## Written request
Without the images, write out the whole listing exactly.

## Records

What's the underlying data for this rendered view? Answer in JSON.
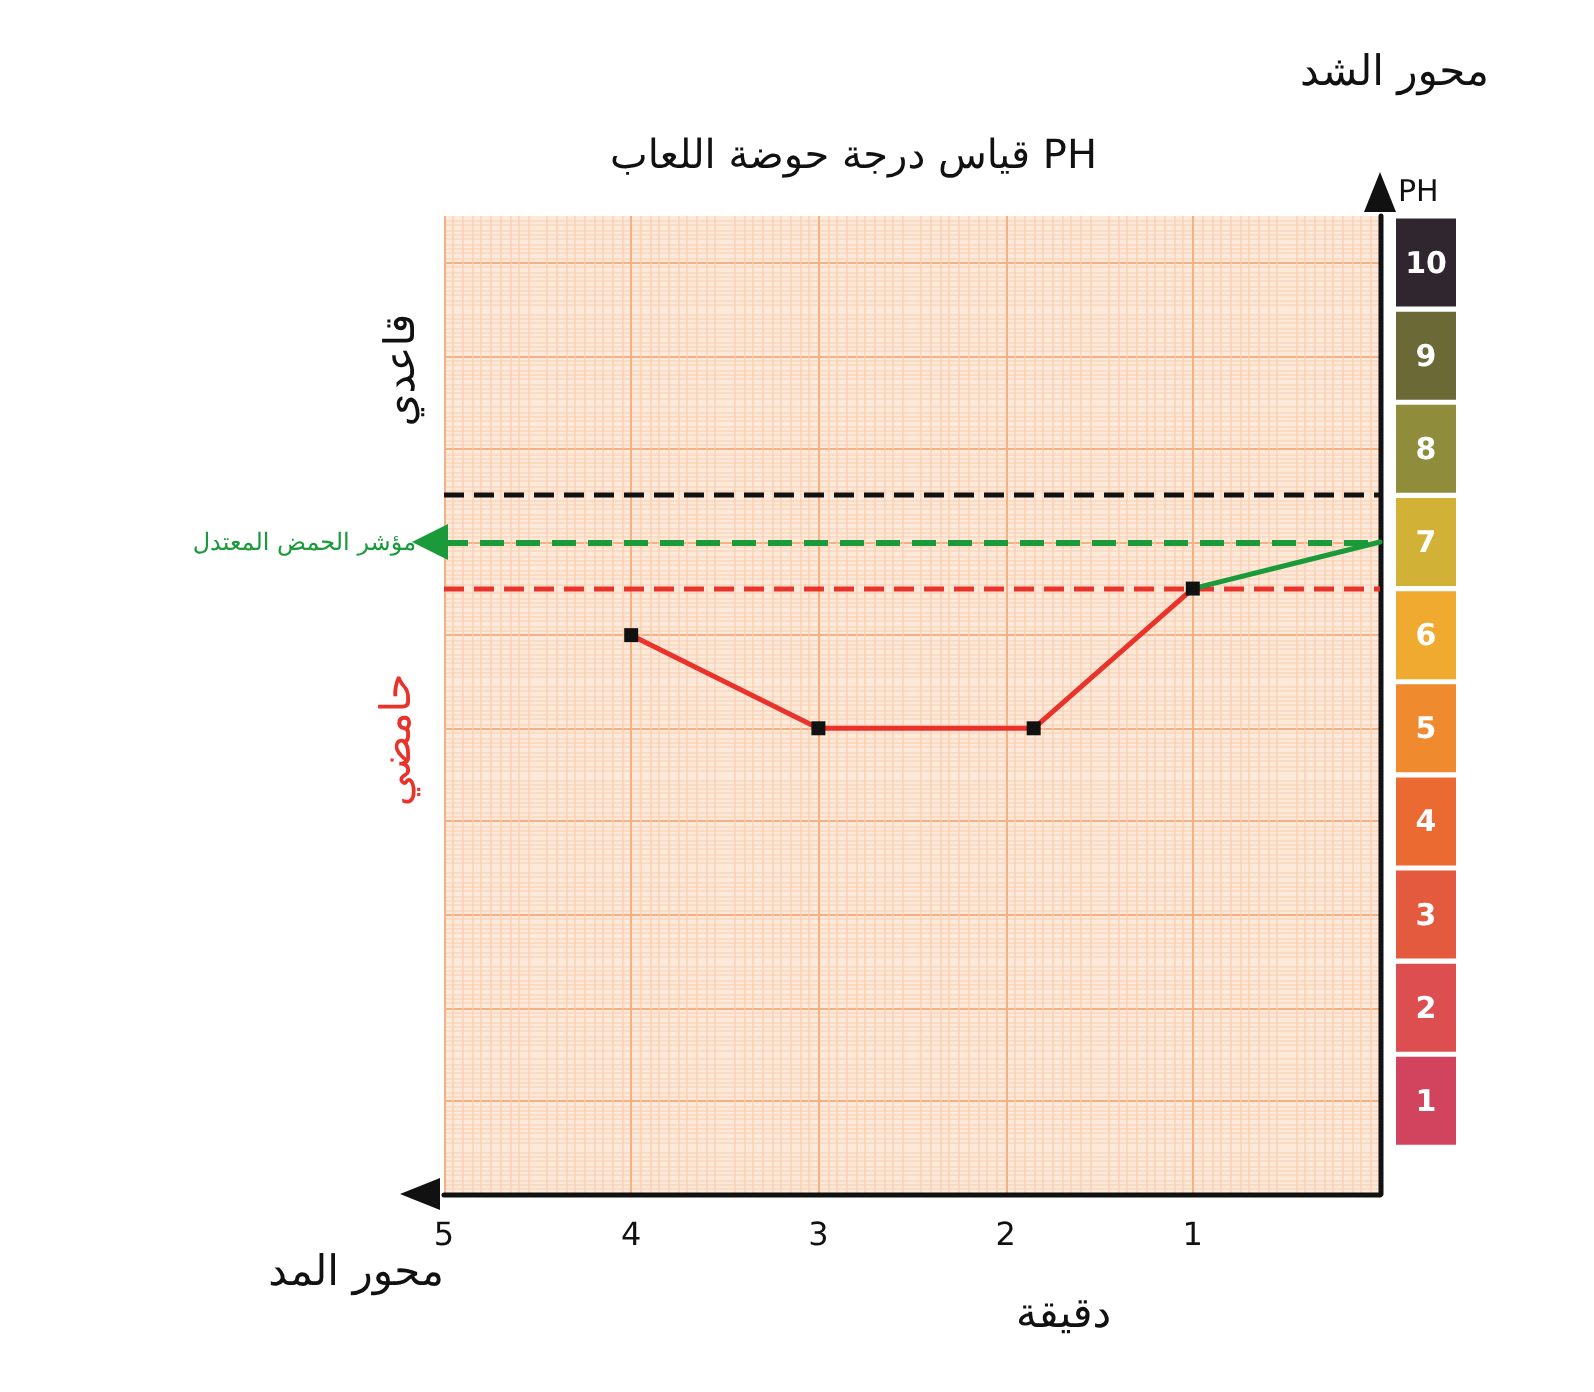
{
  "chart_data": {
    "type": "line",
    "title": "قياس درجة حوضة اللعاب PH",
    "xlabel": "محور المد",
    "ylabel": "محور الشد",
    "annotations": [
      "PH",
      "دقيقة",
      "قاعدي",
      "حامضي"
    ],
    "xlim": [
      5,
      0
    ],
    "xticks": [
      1,
      2,
      3,
      4,
      5
    ],
    "ylim": [
      0,
      10.5
    ],
    "yticks": [
      1,
      2,
      3,
      4,
      5,
      6,
      7,
      8,
      9,
      10
    ],
    "series": [
      {
        "color": "#1a9a3a",
        "x": [
          0,
          1
        ],
        "values": [
          7,
          6.5
        ]
      },
      {
        "color": "#e8322a",
        "x": [
          1,
          1.85,
          3,
          4
        ],
        "values": [
          6.5,
          5,
          5,
          6
        ],
        "marker": "square"
      }
    ],
    "ref_lines": [
      {
        "axis": "y",
        "value": 7.5,
        "color": "#111111",
        "line_style": "dashed"
      },
      {
        "axis": "y",
        "value": 7,
        "color": "#1a9a3a",
        "line_style": "dashed",
        "label": "مؤشر الحمض المعتدل"
      },
      {
        "axis": "y",
        "value": 6.5,
        "color": "#e8322a",
        "line_style": "dashed"
      }
    ],
    "grid": true,
    "line_style": "solid"
  }
}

## Complete output
What's the underlying data for this rendered view? Answer in JSON.
{
  "chart_data": {
    "type": "line",
    "title": "قياس درجة حوضة اللعاب PH",
    "xlabel": "محور المد",
    "ylabel": "محور الشد",
    "annotations": [
      "PH",
      "دقيقة",
      "قاعدي",
      "حامضي"
    ],
    "xlim": [
      5,
      0
    ],
    "xticks": [
      1,
      2,
      3,
      4,
      5
    ],
    "ylim": [
      0,
      10.5
    ],
    "yticks": [
      1,
      2,
      3,
      4,
      5,
      6,
      7,
      8,
      9,
      10
    ],
    "series": [
      {
        "color": "#1a9a3a",
        "x": [
          0,
          1
        ],
        "values": [
          7,
          6.5
        ]
      },
      {
        "color": "#e8322a",
        "x": [
          1,
          1.85,
          3,
          4
        ],
        "values": [
          6.5,
          5,
          5,
          6
        ],
        "marker": "square"
      }
    ],
    "ref_lines": [
      {
        "axis": "y",
        "value": 7.5,
        "color": "#111111",
        "line_style": "dashed"
      },
      {
        "axis": "y",
        "value": 7,
        "color": "#1a9a3a",
        "line_style": "dashed",
        "label": "مؤشر الحمض المعتدل"
      },
      {
        "axis": "y",
        "value": 6.5,
        "color": "#e8322a",
        "line_style": "dashed"
      }
    ],
    "grid": true,
    "line_style": "solid"
  }
}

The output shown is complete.